==== INFORMATION SUPPLIED ====

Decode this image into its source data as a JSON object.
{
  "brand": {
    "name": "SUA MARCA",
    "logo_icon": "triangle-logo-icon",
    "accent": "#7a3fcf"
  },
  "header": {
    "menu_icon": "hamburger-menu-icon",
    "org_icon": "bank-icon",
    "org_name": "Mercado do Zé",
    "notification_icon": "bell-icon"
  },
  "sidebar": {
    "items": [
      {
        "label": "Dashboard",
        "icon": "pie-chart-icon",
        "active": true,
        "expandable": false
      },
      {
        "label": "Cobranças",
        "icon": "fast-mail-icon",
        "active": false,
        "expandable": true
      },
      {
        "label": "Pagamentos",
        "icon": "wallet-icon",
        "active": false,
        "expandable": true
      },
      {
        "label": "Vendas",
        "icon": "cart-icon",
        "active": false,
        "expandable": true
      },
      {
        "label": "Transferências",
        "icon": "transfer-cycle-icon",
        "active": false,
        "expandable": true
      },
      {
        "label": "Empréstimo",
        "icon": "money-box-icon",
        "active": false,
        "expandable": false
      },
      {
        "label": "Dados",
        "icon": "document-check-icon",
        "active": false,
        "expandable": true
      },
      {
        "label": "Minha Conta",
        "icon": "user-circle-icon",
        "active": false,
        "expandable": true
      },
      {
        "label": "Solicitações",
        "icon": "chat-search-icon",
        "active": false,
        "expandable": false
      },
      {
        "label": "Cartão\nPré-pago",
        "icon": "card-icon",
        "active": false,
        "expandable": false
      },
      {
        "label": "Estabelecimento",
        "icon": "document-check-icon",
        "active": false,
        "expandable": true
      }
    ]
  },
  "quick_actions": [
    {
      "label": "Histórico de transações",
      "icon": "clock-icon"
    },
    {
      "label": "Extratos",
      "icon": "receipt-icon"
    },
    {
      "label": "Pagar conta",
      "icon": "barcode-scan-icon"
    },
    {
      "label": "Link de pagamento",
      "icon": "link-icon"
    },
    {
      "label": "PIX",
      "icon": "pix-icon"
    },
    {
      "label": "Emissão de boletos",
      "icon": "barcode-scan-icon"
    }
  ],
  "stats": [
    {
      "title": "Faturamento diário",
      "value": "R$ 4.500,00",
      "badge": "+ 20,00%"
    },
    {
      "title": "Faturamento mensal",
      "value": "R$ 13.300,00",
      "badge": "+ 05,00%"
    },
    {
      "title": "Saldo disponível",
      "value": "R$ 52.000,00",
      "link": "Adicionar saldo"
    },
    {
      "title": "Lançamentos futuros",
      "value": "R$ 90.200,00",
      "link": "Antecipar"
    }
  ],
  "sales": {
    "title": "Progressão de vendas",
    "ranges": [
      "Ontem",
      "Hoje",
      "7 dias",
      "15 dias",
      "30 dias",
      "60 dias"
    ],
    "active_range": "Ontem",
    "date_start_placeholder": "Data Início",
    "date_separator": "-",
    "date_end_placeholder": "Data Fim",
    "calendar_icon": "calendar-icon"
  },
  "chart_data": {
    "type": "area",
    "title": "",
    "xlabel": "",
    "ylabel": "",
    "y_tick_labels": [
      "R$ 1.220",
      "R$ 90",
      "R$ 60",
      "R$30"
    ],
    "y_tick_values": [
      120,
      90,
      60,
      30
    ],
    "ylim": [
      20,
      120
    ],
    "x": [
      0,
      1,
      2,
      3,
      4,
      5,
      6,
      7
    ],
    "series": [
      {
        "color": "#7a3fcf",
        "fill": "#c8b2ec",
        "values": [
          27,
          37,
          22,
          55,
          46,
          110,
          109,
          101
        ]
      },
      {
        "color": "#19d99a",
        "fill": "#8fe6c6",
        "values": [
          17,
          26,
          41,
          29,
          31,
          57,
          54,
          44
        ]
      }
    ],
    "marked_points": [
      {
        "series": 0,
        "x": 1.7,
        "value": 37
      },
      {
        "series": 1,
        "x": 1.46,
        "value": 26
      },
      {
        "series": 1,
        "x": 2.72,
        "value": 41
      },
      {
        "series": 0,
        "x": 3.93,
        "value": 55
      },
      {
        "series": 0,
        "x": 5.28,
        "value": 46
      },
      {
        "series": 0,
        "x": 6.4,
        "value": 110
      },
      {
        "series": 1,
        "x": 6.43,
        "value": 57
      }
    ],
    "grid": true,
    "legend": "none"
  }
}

====

● **REQUIRED TASK**:
Extract the whole listing, character for character.

● **RESULT OF THIS EXERCISE**:
Decode this image into its source data as a JSON object.
{
  "brand": {
    "name": "SUA MARCA",
    "logo_icon": "triangle-logo-icon",
    "accent": "#7a3fcf"
  },
  "header": {
    "menu_icon": "hamburger-menu-icon",
    "org_icon": "bank-icon",
    "org_name": "Mercado do Zé",
    "notification_icon": "bell-icon"
  },
  "sidebar": {
    "items": [
      {
        "label": "Dashboard",
        "icon": "pie-chart-icon",
        "active": true,
        "expandable": false
      },
      {
        "label": "Cobranças",
        "icon": "fast-mail-icon",
        "active": false,
        "expandable": true
      },
      {
        "label": "Pagamentos",
        "icon": "wallet-icon",
        "active": false,
        "expandable": true
      },
      {
        "label": "Vendas",
        "icon": "cart-icon",
        "active": false,
        "expandable": true
      },
      {
        "label": "Transferências",
        "icon": "transfer-cycle-icon",
        "active": false,
        "expandable": true
      },
      {
        "label": "Empréstimo",
        "icon": "money-box-icon",
        "active": false,
        "expandable": false
      },
      {
        "label": "Dados",
        "icon": "document-check-icon",
        "active": false,
        "expandable": true
      },
      {
        "label": "Minha Conta",
        "icon": "user-circle-icon",
        "active": false,
        "expandable": true
      },
      {
        "label": "Solicitações",
        "icon": "chat-search-icon",
        "active": false,
        "expandable": false
      },
      {
        "label": "Cartão\nPré-pago",
        "icon": "card-icon",
        "active": false,
        "expandable": false
      },
      {
        "label": "Estabelecimento",
        "icon": "document-check-icon",
        "active": false,
        "expandable": true
      }
    ]
  },
  "quick_actions": [
    {
      "label": "Histórico de transações",
      "icon": "clock-icon"
    },
    {
      "label": "Extratos",
      "icon": "receipt-icon"
    },
    {
      "label": "Pagar conta",
      "icon": "barcode-scan-icon"
    },
    {
      "label": "Link de pagamento",
      "icon": "link-icon"
    },
    {
      "label": "PIX",
      "icon": "pix-icon"
    },
    {
      "label": "Emissão de boletos",
      "icon": "barcode-scan-icon"
    }
  ],
  "stats": [
    {
      "title": "Faturamento diário",
      "value": "R$ 4.500,00",
      "badge": "+ 20,00%"
    },
    {
      "title": "Faturamento mensal",
      "value": "R$ 13.300,00",
      "badge": "+ 05,00%"
    },
    {
      "title": "Saldo disponível",
      "value": "R$ 52.000,00",
      "link": "Adicionar saldo"
    },
    {
      "title": "Lançamentos futuros",
      "value": "R$ 90.200,00",
      "link": "Antecipar"
    }
  ],
  "sales": {
    "title": "Progressão de vendas",
    "ranges": [
      "Ontem",
      "Hoje",
      "7 dias",
      "15 dias",
      "30 dias",
      "60 dias"
    ],
    "active_range": "Ontem",
    "date_start_placeholder": "Data Início",
    "date_separator": "-",
    "date_end_placeholder": "Data Fim",
    "calendar_icon": "calendar-icon"
  },
  "chart_data": {
    "type": "area",
    "title": "",
    "xlabel": "",
    "ylabel": "",
    "y_tick_labels": [
      "R$ 1.220",
      "R$ 90",
      "R$ 60",
      "R$30"
    ],
    "y_tick_values": [
      120,
      90,
      60,
      30
    ],
    "ylim": [
      20,
      120
    ],
    "x": [
      0,
      1,
      2,
      3,
      4,
      5,
      6,
      7
    ],
    "series": [
      {
        "color": "#7a3fcf",
        "fill": "#c8b2ec",
        "values": [
          27,
          37,
          22,
          55,
          46,
          110,
          109,
          101
        ]
      },
      {
        "color": "#19d99a",
        "fill": "#8fe6c6",
        "values": [
          17,
          26,
          41,
          29,
          31,
          57,
          54,
          44
        ]
      }
    ],
    "marked_points": [
      {
        "series": 0,
        "x": 1.7,
        "value": 37
      },
      {
        "series": 1,
        "x": 1.46,
        "value": 26
      },
      {
        "series": 1,
        "x": 2.72,
        "value": 41
      },
      {
        "series": 0,
        "x": 3.93,
        "value": 55
      },
      {
        "series": 0,
        "x": 5.28,
        "value": 46
      },
      {
        "series": 0,
        "x": 6.4,
        "value": 110
      },
      {
        "series": 1,
        "x": 6.43,
        "value": 57
      }
    ],
    "grid": true,
    "legend": "none"
  }
}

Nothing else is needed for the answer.